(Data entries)
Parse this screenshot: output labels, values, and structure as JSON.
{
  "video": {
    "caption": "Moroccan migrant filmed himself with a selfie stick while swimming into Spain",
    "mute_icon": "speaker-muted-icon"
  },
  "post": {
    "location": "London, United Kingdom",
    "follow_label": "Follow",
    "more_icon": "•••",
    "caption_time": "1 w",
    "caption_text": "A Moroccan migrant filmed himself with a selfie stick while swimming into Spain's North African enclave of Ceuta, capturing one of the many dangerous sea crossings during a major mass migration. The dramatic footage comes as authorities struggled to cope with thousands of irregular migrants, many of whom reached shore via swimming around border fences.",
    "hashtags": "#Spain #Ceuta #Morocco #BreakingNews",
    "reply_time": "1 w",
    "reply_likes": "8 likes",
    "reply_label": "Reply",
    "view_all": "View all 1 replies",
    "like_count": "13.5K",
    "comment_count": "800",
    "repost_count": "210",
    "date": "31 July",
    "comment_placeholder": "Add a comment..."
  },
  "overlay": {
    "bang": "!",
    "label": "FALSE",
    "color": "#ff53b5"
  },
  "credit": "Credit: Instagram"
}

What needs to be done:
What is needed here is an exact reproduction of all the entries.

Task result:
Parse this screenshot: output labels, values, and structure as JSON.
{
  "video": {
    "caption": "Moroccan migrant filmed himself with a selfie stick while swimming into Spain",
    "mute_icon": "speaker-muted-icon"
  },
  "post": {
    "location": "London, United Kingdom",
    "follow_label": "Follow",
    "more_icon": "•••",
    "caption_time": "1 w",
    "caption_text": "A Moroccan migrant filmed himself with a selfie stick while swimming into Spain's North African enclave of Ceuta, capturing one of the many dangerous sea crossings during a major mass migration. The dramatic footage comes as authorities struggled to cope with thousands of irregular migrants, many of whom reached shore via swimming around border fences.",
    "hashtags": "#Spain #Ceuta #Morocco #BreakingNews",
    "reply_time": "1 w",
    "reply_likes": "8 likes",
    "reply_label": "Reply",
    "view_all": "View all 1 replies",
    "like_count": "13.5K",
    "comment_count": "800",
    "repost_count": "210",
    "date": "31 July",
    "comment_placeholder": "Add a comment..."
  },
  "overlay": {
    "bang": "!",
    "label": "FALSE",
    "color": "#ff53b5"
  },
  "credit": "Credit: Instagram"
}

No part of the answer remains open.